A block of data
-- begin --
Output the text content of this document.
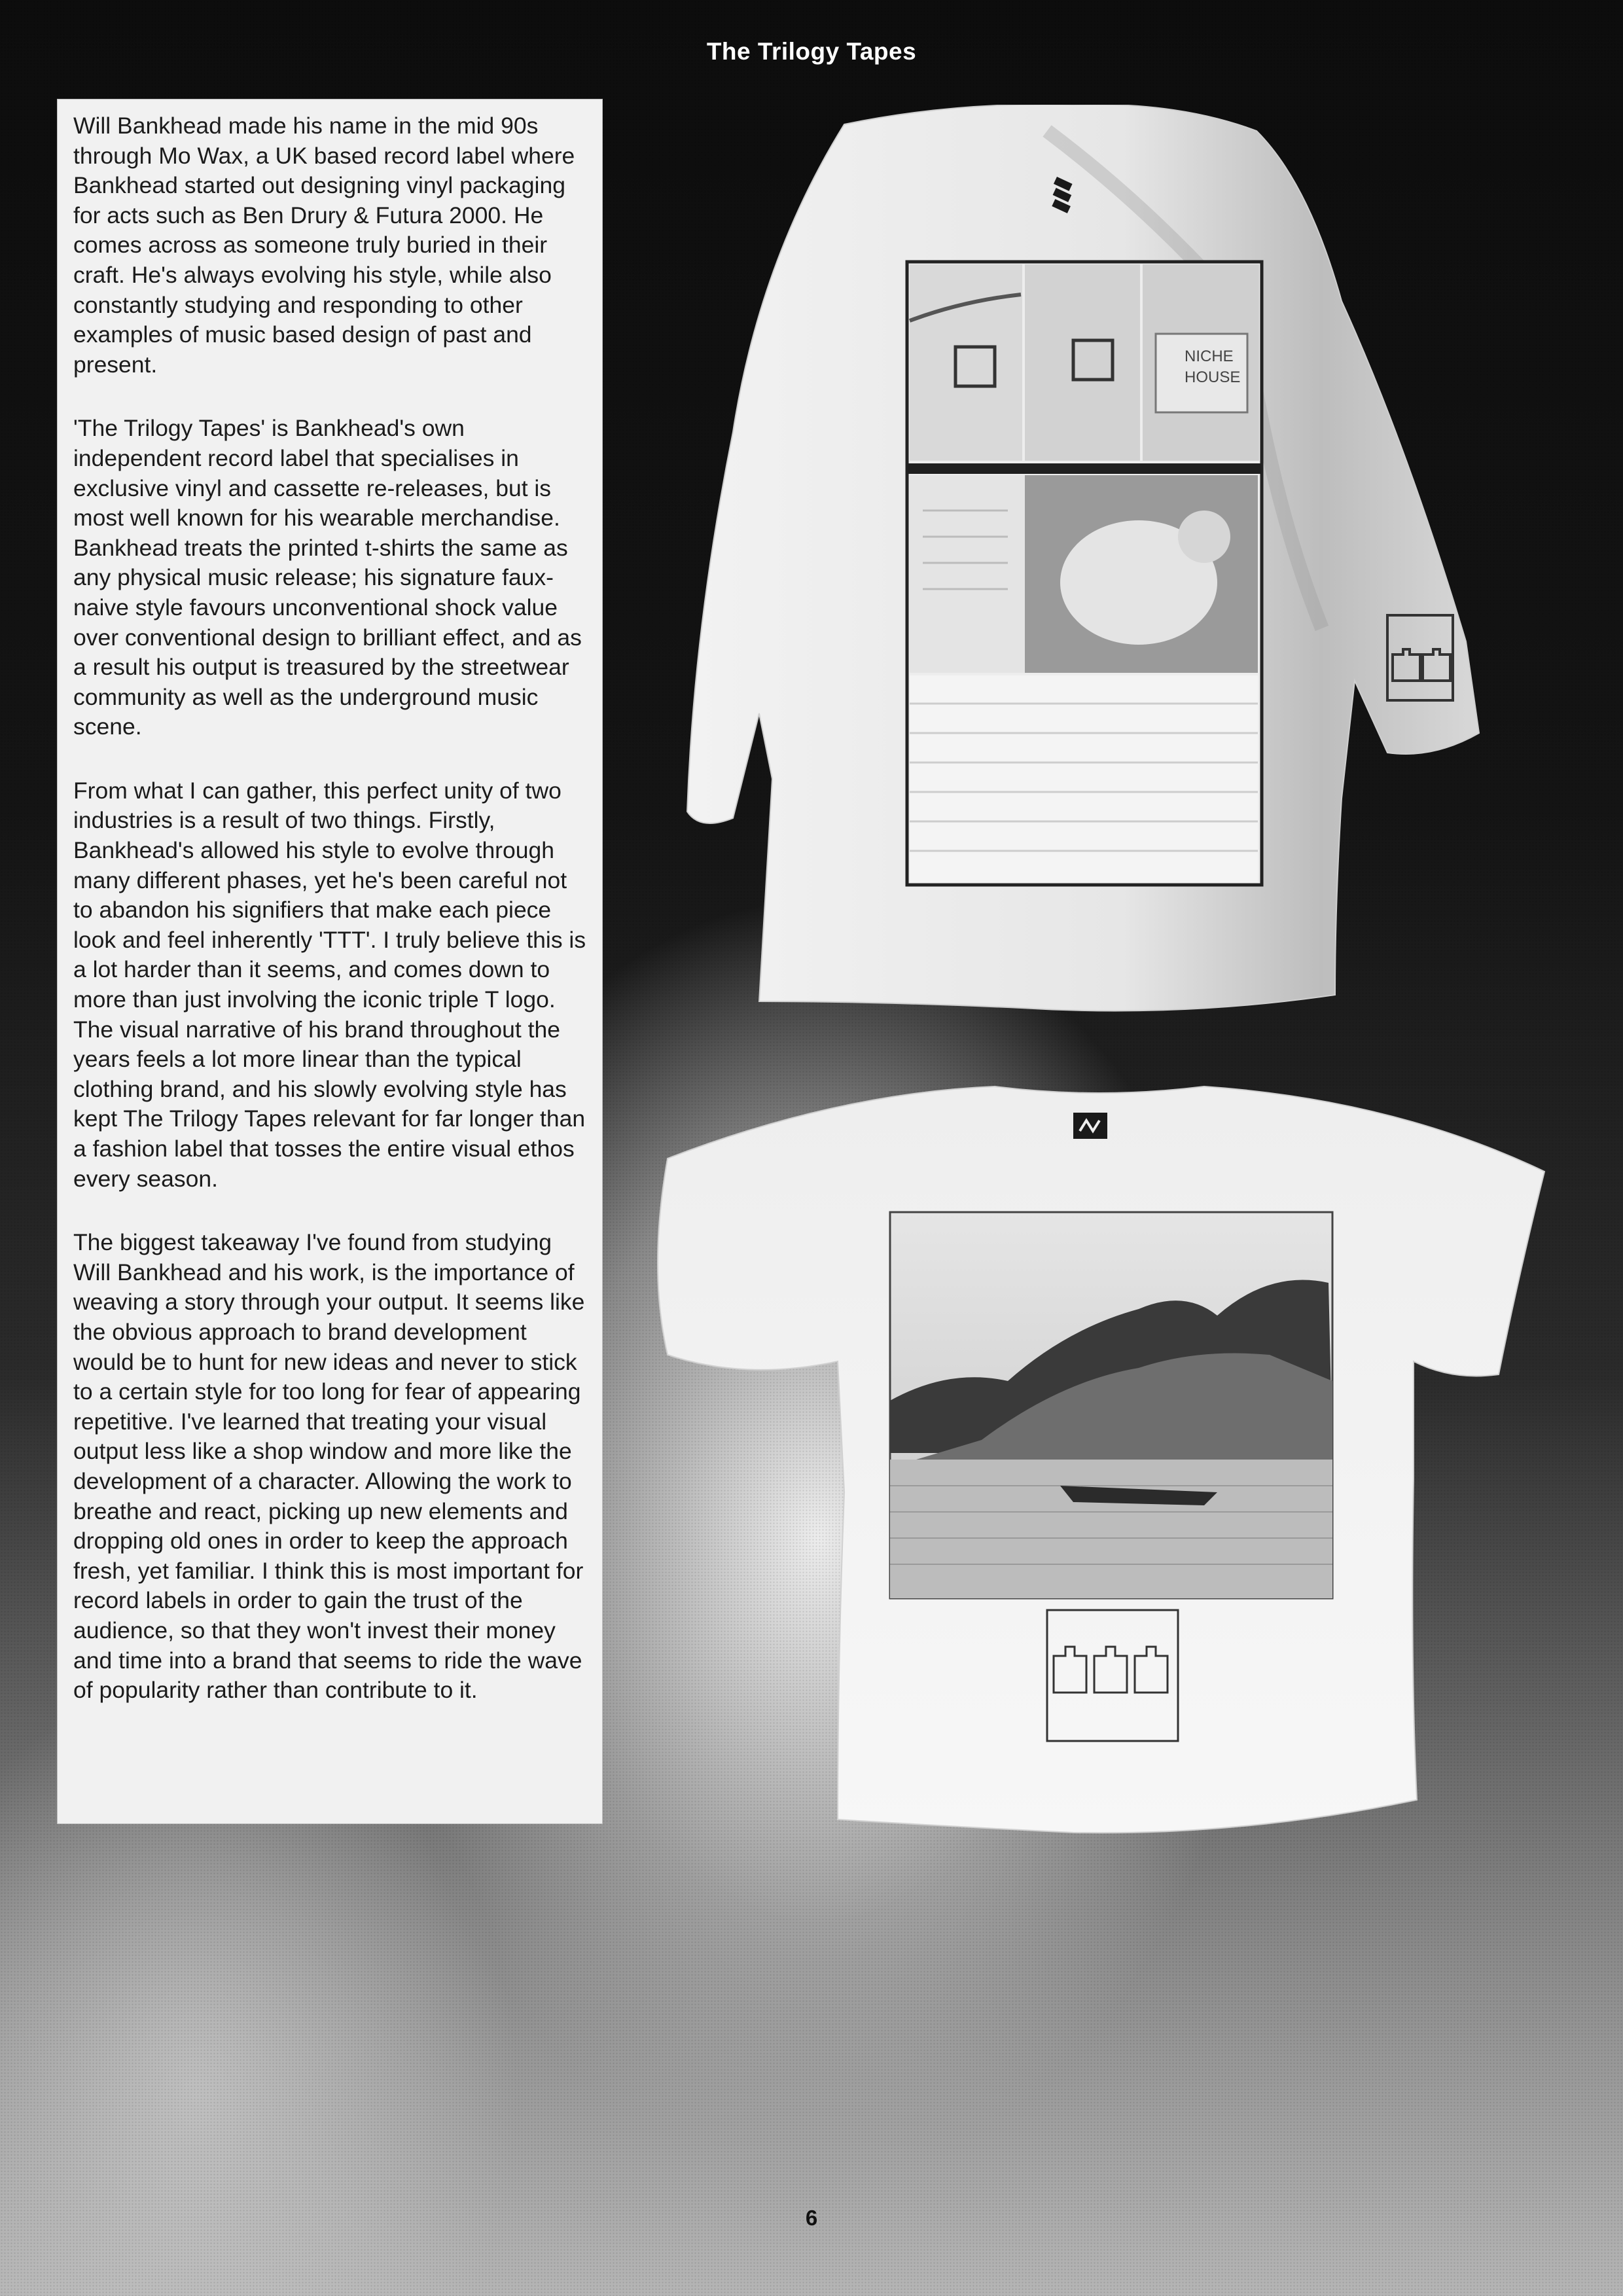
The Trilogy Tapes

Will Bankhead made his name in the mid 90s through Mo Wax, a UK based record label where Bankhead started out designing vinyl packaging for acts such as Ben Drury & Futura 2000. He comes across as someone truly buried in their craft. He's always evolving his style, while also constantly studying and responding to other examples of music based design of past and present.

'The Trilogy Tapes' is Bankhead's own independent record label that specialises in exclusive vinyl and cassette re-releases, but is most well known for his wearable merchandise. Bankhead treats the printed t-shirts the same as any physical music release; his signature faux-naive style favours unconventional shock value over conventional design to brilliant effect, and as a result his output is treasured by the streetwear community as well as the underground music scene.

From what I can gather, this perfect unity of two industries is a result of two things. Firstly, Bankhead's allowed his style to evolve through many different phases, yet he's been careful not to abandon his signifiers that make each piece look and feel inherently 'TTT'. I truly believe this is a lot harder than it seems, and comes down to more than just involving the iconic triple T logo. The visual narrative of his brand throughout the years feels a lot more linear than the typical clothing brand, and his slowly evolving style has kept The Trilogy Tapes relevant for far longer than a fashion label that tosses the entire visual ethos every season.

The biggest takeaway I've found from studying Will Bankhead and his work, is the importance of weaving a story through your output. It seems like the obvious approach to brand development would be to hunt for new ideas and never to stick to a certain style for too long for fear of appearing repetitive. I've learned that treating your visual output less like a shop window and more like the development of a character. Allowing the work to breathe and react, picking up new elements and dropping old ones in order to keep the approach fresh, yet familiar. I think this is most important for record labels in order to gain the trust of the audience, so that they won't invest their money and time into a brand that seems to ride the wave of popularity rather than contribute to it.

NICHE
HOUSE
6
-- end --
-- begin --
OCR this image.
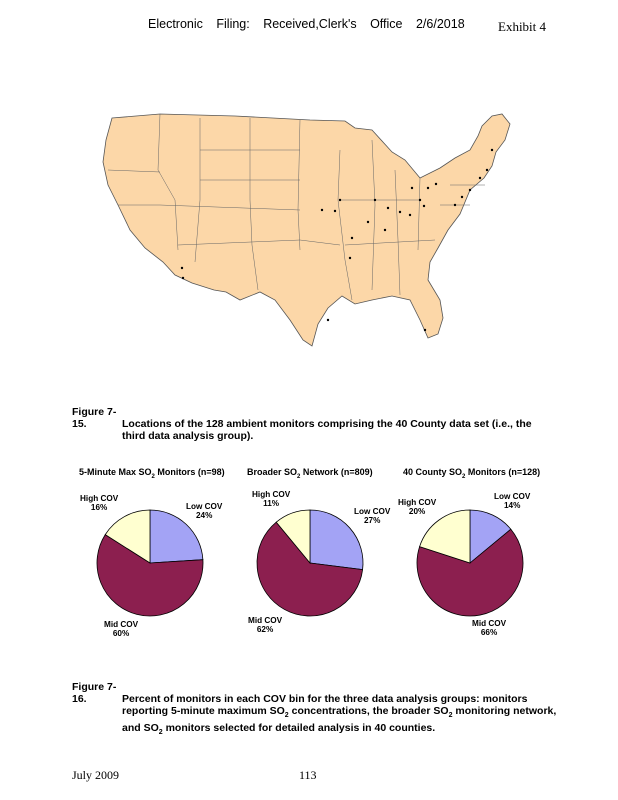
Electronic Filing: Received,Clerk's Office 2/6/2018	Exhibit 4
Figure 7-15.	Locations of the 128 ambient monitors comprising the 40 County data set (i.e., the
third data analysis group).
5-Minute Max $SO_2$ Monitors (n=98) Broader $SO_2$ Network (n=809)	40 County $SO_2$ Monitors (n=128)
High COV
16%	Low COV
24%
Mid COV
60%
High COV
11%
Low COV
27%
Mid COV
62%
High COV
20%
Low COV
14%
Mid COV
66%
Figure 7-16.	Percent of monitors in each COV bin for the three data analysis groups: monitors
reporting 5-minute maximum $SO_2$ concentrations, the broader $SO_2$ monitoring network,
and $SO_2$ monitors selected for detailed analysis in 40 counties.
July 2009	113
-- end --
Each line above that holds the string "County" should be copied and shown.

■ Result ■
Figure 7-15.	Locations of the 128 ambient monitors comprising the 40 County data set (i.e., the
5-Minute Max $SO_2$ Monitors (n=98) Broader $SO_2$ Network (n=809)	40 County $SO_2$ Monitors (n=128)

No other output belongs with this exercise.